**Provided data**

* start *

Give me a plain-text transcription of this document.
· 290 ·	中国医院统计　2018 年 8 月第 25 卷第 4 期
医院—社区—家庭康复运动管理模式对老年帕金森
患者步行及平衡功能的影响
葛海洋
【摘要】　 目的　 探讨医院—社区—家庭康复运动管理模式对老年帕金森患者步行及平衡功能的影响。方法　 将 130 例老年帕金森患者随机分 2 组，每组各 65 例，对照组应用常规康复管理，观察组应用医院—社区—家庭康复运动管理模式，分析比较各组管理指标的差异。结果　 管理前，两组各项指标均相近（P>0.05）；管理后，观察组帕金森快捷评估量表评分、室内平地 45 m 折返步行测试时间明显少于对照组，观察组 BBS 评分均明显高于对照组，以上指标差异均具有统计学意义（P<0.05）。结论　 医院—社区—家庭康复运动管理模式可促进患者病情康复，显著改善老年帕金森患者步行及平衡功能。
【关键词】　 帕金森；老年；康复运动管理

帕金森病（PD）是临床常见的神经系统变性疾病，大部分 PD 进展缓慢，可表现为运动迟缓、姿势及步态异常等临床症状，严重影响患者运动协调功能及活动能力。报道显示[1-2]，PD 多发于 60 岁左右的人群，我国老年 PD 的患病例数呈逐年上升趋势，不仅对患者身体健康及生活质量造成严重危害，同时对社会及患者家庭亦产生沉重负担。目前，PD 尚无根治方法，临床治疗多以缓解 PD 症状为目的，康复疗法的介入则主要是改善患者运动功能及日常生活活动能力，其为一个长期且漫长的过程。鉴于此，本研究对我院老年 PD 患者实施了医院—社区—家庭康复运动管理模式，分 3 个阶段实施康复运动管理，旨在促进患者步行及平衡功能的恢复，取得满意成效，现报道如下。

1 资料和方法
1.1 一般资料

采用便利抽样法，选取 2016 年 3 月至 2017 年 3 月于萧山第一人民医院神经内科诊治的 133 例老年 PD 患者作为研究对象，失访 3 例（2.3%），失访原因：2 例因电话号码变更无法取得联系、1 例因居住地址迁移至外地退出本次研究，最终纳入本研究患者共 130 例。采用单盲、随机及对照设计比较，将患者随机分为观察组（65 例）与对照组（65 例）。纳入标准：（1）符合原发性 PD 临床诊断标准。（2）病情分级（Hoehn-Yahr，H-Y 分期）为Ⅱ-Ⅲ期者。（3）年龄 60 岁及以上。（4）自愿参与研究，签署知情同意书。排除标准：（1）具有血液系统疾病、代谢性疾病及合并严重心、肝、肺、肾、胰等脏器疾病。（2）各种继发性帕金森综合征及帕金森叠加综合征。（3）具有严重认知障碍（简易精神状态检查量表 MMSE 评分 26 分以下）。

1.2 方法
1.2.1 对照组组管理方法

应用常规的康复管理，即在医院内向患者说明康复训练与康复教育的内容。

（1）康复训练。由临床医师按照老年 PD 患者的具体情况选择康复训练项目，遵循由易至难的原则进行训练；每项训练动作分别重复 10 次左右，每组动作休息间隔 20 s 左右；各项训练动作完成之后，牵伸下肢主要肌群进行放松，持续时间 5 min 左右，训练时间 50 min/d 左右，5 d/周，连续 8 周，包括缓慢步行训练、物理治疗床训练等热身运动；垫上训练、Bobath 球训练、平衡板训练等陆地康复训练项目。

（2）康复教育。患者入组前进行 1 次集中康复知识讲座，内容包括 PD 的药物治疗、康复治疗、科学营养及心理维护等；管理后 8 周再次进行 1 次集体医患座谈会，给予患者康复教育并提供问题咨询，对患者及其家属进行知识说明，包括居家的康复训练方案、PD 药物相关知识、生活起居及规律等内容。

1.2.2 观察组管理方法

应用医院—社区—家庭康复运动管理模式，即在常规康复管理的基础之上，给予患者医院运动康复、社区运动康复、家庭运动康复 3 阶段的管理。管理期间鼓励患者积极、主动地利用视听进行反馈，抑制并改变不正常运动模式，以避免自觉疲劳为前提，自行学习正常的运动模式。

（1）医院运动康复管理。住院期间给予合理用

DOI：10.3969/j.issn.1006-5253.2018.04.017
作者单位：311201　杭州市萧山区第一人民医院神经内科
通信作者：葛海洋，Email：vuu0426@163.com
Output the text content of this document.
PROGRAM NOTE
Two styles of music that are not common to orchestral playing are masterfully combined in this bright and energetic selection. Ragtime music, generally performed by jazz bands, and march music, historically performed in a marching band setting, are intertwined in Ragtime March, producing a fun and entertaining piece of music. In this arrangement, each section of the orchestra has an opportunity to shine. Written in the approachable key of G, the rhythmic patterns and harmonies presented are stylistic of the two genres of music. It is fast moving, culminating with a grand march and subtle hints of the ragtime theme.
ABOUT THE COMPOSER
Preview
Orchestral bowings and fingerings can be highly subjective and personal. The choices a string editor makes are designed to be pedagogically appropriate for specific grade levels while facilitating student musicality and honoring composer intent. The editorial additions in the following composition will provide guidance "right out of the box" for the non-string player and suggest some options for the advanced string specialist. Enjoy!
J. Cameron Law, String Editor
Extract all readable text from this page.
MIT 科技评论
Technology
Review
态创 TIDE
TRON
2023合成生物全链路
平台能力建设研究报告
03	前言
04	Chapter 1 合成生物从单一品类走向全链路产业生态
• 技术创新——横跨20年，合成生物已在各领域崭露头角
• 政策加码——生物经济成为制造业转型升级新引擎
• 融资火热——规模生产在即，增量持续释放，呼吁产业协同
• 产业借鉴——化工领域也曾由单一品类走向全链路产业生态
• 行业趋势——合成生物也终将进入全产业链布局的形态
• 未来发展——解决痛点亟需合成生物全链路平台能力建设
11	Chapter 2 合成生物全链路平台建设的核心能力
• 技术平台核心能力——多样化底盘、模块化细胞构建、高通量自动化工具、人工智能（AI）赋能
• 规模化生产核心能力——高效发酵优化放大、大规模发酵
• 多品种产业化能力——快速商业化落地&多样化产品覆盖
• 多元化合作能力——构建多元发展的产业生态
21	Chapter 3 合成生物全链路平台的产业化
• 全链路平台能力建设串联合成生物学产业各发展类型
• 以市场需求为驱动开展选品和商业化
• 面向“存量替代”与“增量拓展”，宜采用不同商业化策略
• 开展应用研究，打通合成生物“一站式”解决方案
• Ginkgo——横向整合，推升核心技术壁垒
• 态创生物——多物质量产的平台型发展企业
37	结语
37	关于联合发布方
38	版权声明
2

* end *

**Problem to work on**
Look above for every line with the word "Chapter" and copy it.

**Result of the exercise**
04	Chapter 1 合成生物从单一品类走向全链路产业生态
11	Chapter 2 合成生物全链路平台建设的核心能力
21	Chapter 3 合成生物全链路平台的产业化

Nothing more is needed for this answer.